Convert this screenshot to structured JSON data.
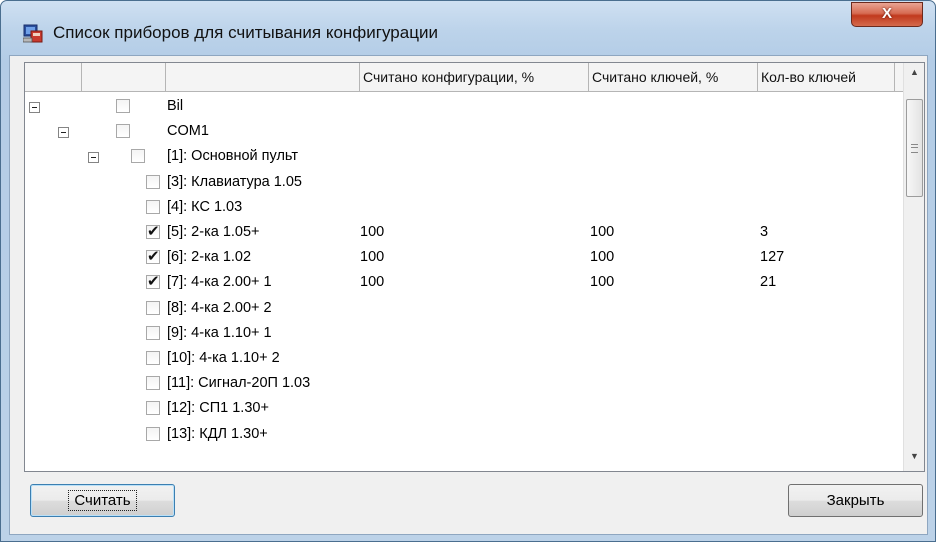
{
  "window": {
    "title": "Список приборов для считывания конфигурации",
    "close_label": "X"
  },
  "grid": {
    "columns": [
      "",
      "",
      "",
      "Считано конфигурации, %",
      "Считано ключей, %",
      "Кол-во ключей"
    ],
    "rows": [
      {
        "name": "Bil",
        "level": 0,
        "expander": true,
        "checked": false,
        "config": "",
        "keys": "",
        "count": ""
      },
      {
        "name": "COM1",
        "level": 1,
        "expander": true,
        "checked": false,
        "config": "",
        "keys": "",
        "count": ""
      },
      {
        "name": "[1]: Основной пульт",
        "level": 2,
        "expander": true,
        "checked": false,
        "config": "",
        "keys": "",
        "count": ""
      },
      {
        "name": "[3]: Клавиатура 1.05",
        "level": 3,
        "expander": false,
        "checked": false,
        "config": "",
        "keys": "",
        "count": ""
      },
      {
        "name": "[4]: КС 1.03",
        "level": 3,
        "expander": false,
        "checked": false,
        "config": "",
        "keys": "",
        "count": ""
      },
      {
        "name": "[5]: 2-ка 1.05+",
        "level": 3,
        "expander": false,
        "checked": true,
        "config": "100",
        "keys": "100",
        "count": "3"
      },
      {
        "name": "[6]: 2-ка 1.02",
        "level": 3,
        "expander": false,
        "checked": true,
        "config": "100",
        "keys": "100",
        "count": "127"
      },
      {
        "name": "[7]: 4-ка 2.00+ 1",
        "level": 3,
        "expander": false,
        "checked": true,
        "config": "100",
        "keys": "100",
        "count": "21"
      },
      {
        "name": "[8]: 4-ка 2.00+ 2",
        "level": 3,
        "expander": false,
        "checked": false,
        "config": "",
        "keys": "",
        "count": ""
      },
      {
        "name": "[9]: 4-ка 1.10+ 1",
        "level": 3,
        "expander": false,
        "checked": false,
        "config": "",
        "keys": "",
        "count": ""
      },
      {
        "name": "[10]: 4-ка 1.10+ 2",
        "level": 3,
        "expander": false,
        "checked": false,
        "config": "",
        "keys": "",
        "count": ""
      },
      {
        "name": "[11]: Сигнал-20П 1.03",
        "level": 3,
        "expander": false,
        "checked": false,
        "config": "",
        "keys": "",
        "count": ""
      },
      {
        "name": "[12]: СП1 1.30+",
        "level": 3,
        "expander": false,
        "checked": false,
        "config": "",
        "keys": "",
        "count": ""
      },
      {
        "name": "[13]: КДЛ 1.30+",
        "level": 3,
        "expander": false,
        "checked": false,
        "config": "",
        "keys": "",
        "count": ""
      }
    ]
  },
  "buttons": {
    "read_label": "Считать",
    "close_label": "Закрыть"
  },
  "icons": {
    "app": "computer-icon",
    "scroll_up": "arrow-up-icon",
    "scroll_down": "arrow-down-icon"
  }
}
═══
Your goal:
Across the data above, how many lines include the word "конфигурации"? Give only the count.

Full answer:
2